[What to produce] Below is a set of records. Repeat all of them exactly.

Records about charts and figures
# # # #
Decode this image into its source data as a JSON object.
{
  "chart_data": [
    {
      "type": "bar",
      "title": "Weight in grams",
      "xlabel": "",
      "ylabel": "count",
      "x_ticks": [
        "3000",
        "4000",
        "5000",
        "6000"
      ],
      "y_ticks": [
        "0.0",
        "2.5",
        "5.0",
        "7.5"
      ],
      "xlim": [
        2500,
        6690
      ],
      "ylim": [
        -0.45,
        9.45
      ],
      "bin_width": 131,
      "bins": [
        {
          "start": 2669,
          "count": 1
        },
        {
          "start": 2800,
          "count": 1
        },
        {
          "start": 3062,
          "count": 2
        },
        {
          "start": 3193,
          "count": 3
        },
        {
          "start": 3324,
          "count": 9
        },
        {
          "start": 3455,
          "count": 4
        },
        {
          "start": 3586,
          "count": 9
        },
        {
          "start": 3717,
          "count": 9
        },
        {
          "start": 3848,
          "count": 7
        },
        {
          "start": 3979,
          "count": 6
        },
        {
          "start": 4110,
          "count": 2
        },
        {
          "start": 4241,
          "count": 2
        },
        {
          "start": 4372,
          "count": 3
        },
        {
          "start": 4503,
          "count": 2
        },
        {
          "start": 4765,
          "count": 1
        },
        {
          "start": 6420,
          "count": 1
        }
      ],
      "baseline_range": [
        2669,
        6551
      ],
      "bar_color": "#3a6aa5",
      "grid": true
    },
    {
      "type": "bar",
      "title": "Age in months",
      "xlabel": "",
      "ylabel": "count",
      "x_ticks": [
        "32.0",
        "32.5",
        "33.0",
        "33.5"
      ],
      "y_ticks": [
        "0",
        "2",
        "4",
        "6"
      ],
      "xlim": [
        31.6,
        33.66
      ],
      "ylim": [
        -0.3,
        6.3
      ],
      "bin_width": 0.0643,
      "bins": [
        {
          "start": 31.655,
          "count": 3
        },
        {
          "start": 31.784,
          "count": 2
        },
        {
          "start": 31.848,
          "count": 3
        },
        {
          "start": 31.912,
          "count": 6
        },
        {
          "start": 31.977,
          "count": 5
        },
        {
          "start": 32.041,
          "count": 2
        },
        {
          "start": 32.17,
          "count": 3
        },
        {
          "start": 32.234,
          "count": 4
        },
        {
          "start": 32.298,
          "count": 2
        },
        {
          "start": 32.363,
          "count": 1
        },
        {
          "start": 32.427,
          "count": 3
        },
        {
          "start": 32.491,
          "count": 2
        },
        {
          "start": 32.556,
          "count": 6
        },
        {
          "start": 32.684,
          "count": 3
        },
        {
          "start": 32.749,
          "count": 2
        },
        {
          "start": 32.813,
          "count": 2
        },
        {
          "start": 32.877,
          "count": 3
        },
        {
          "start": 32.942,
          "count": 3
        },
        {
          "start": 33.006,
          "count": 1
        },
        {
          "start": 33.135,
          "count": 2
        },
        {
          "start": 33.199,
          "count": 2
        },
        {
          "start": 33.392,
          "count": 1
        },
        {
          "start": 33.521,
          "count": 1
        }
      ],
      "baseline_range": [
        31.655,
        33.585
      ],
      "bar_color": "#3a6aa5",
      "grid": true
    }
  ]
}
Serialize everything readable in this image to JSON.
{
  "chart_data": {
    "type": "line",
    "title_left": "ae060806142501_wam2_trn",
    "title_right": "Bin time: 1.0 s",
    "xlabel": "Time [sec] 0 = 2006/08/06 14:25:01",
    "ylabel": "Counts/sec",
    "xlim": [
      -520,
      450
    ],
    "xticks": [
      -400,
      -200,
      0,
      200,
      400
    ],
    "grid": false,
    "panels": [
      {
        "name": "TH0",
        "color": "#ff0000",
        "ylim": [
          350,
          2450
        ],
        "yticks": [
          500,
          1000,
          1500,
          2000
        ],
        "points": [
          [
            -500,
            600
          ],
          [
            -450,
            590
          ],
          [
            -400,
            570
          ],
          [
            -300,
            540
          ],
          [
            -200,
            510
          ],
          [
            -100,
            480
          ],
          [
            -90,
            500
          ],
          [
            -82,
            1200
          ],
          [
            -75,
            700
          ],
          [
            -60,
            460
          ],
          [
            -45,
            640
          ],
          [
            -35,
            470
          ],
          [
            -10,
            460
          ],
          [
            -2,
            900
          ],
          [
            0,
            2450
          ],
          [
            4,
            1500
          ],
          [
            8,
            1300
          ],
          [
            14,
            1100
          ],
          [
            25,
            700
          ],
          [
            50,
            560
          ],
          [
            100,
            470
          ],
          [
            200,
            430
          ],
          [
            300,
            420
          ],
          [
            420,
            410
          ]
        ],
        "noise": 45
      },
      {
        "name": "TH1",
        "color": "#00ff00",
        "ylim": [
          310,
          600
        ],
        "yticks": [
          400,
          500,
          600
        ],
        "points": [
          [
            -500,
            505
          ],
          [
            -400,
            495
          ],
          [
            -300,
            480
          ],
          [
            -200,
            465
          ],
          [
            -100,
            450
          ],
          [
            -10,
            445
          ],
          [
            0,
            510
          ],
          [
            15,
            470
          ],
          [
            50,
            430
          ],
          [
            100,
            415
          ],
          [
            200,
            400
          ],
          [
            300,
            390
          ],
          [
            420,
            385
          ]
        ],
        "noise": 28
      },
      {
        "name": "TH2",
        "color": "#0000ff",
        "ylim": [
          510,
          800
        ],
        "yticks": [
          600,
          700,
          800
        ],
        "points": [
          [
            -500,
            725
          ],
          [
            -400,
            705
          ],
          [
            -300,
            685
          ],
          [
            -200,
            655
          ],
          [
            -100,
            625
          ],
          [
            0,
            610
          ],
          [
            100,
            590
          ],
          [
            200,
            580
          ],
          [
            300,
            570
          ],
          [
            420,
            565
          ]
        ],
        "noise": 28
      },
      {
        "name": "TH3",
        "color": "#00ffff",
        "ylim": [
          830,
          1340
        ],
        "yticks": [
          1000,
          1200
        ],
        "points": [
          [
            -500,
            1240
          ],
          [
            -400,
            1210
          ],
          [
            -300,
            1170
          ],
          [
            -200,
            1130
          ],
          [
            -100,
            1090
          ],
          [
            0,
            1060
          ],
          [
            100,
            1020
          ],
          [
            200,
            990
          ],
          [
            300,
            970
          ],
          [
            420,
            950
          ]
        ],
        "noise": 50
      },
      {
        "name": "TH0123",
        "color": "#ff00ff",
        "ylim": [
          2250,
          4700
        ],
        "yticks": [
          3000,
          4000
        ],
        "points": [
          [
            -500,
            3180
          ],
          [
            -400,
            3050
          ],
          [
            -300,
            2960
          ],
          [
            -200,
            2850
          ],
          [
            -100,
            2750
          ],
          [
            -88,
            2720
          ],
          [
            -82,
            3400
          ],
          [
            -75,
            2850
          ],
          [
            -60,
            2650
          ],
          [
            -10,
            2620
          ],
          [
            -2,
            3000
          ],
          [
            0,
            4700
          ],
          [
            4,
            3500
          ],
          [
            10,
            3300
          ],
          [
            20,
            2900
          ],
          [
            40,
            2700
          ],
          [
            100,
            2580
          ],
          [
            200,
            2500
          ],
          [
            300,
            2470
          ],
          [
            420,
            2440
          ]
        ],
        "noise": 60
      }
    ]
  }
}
# # # #
[Solution to the exercise]
Decode this image into its source data as a JSON object.
{
  "chart_data": [
    {
      "type": "bar",
      "title": "Weight in grams",
      "xlabel": "",
      "ylabel": "count",
      "x_ticks": [
        "3000",
        "4000",
        "5000",
        "6000"
      ],
      "y_ticks": [
        "0.0",
        "2.5",
        "5.0",
        "7.5"
      ],
      "xlim": [
        2500,
        6690
      ],
      "ylim": [
        -0.45,
        9.45
      ],
      "bin_width": 131,
      "bins": [
        {
          "start": 2669,
          "count": 1
        },
        {
          "start": 2800,
          "count": 1
        },
        {
          "start": 3062,
          "count": 2
        },
        {
          "start": 3193,
          "count": 3
        },
        {
          "start": 3324,
          "count": 9
        },
        {
          "start": 3455,
          "count": 4
        },
        {
          "start": 3586,
          "count": 9
        },
        {
          "start": 3717,
          "count": 9
        },
        {
          "start": 3848,
          "count": 7
        },
        {
          "start": 3979,
          "count": 6
        },
        {
          "start": 4110,
          "count": 2
        },
        {
          "start": 4241,
          "count": 2
        },
        {
          "start": 4372,
          "count": 3
        },
        {
          "start": 4503,
          "count": 2
        },
        {
          "start": 4765,
          "count": 1
        },
        {
          "start": 6420,
          "count": 1
        }
      ],
      "baseline_range": [
        2669,
        6551
      ],
      "bar_color": "#3a6aa5",
      "grid": true
    },
    {
      "type": "bar",
      "title": "Age in months",
      "xlabel": "",
      "ylabel": "count",
      "x_ticks": [
        "32.0",
        "32.5",
        "33.0",
        "33.5"
      ],
      "y_ticks": [
        "0",
        "2",
        "4",
        "6"
      ],
      "xlim": [
        31.6,
        33.66
      ],
      "ylim": [
        -0.3,
        6.3
      ],
      "bin_width": 0.0643,
      "bins": [
        {
          "start": 31.655,
          "count": 3
        },
        {
          "start": 31.784,
          "count": 2
        },
        {
          "start": 31.848,
          "count": 3
        },
        {
          "start": 31.912,
          "count": 6
        },
        {
          "start": 31.977,
          "count": 5
        },
        {
          "start": 32.041,
          "count": 2
        },
        {
          "start": 32.17,
          "count": 3
        },
        {
          "start": 32.234,
          "count": 4
        },
        {
          "start": 32.298,
          "count": 2
        },
        {
          "start": 32.363,
          "count": 1
        },
        {
          "start": 32.427,
          "count": 3
        },
        {
          "start": 32.491,
          "count": 2
        },
        {
          "start": 32.556,
          "count": 6
        },
        {
          "start": 32.684,
          "count": 3
        },
        {
          "start": 32.749,
          "count": 2
        },
        {
          "start": 32.813,
          "count": 2
        },
        {
          "start": 32.877,
          "count": 3
        },
        {
          "start": 32.942,
          "count": 3
        },
        {
          "start": 33.006,
          "count": 1
        },
        {
          "start": 33.135,
          "count": 2
        },
        {
          "start": 33.199,
          "count": 2
        },
        {
          "start": 33.392,
          "count": 1
        },
        {
          "start": 33.521,
          "count": 1
        }
      ],
      "baseline_range": [
        31.655,
        33.585
      ],
      "bar_color": "#3a6aa5",
      "grid": true
    }
  ]
}
Serialize everything readable in this image to JSON.
{
  "chart_data": {
    "type": "line",
    "title_left": "ae060806142501_wam2_trn",
    "title_right": "Bin time: 1.0 s",
    "xlabel": "Time [sec] 0 = 2006/08/06 14:25:01",
    "ylabel": "Counts/sec",
    "xlim": [
      -520,
      450
    ],
    "xticks": [
      -400,
      -200,
      0,
      200,
      400
    ],
    "grid": false,
    "panels": [
      {
        "name": "TH0",
        "color": "#ff0000",
        "ylim": [
          350,
          2450
        ],
        "yticks": [
          500,
          1000,
          1500,
          2000
        ],
        "points": [
          [
            -500,
            600
          ],
          [
            -450,
            590
          ],
          [
            -400,
            570
          ],
          [
            -300,
            540
          ],
          [
            -200,
            510
          ],
          [
            -100,
            480
          ],
          [
            -90,
            500
          ],
          [
            -82,
            1200
          ],
          [
            -75,
            700
          ],
          [
            -60,
            460
          ],
          [
            -45,
            640
          ],
          [
            -35,
            470
          ],
          [
            -10,
            460
          ],
          [
            -2,
            900
          ],
          [
            0,
            2450
          ],
          [
            4,
            1500
          ],
          [
            8,
            1300
          ],
          [
            14,
            1100
          ],
          [
            25,
            700
          ],
          [
            50,
            560
          ],
          [
            100,
            470
          ],
          [
            200,
            430
          ],
          [
            300,
            420
          ],
          [
            420,
            410
          ]
        ],
        "noise": 45
      },
      {
        "name": "TH1",
        "color": "#00ff00",
        "ylim": [
          310,
          600
        ],
        "yticks": [
          400,
          500,
          600
        ],
        "points": [
          [
            -500,
            505
          ],
          [
            -400,
            495
          ],
          [
            -300,
            480
          ],
          [
            -200,
            465
          ],
          [
            -100,
            450
          ],
          [
            -10,
            445
          ],
          [
            0,
            510
          ],
          [
            15,
            470
          ],
          [
            50,
            430
          ],
          [
            100,
            415
          ],
          [
            200,
            400
          ],
          [
            300,
            390
          ],
          [
            420,
            385
          ]
        ],
        "noise": 28
      },
      {
        "name": "TH2",
        "color": "#0000ff",
        "ylim": [
          510,
          800
        ],
        "yticks": [
          600,
          700,
          800
        ],
        "points": [
          [
            -500,
            725
          ],
          [
            -400,
            705
          ],
          [
            -300,
            685
          ],
          [
            -200,
            655
          ],
          [
            -100,
            625
          ],
          [
            0,
            610
          ],
          [
            100,
            590
          ],
          [
            200,
            580
          ],
          [
            300,
            570
          ],
          [
            420,
            565
          ]
        ],
        "noise": 28
      },
      {
        "name": "TH3",
        "color": "#00ffff",
        "ylim": [
          830,
          1340
        ],
        "yticks": [
          1000,
          1200
        ],
        "points": [
          [
            -500,
            1240
          ],
          [
            -400,
            1210
          ],
          [
            -300,
            1170
          ],
          [
            -200,
            1130
          ],
          [
            -100,
            1090
          ],
          [
            0,
            1060
          ],
          [
            100,
            1020
          ],
          [
            200,
            990
          ],
          [
            300,
            970
          ],
          [
            420,
            950
          ]
        ],
        "noise": 50
      },
      {
        "name": "TH0123",
        "color": "#ff00ff",
        "ylim": [
          2250,
          4700
        ],
        "yticks": [
          3000,
          4000
        ],
        "points": [
          [
            -500,
            3180
          ],
          [
            -400,
            3050
          ],
          [
            -300,
            2960
          ],
          [
            -200,
            2850
          ],
          [
            -100,
            2750
          ],
          [
            -88,
            2720
          ],
          [
            -82,
            3400
          ],
          [
            -75,
            2850
          ],
          [
            -60,
            2650
          ],
          [
            -10,
            2620
          ],
          [
            -2,
            3000
          ],
          [
            0,
            4700
          ],
          [
            4,
            3500
          ],
          [
            10,
            3300
          ],
          [
            20,
            2900
          ],
          [
            40,
            2700
          ],
          [
            100,
            2580
          ],
          [
            200,
            2500
          ],
          [
            300,
            2470
          ],
          [
            420,
            2440
          ]
        ],
        "noise": 60
      }
    ]
  }
}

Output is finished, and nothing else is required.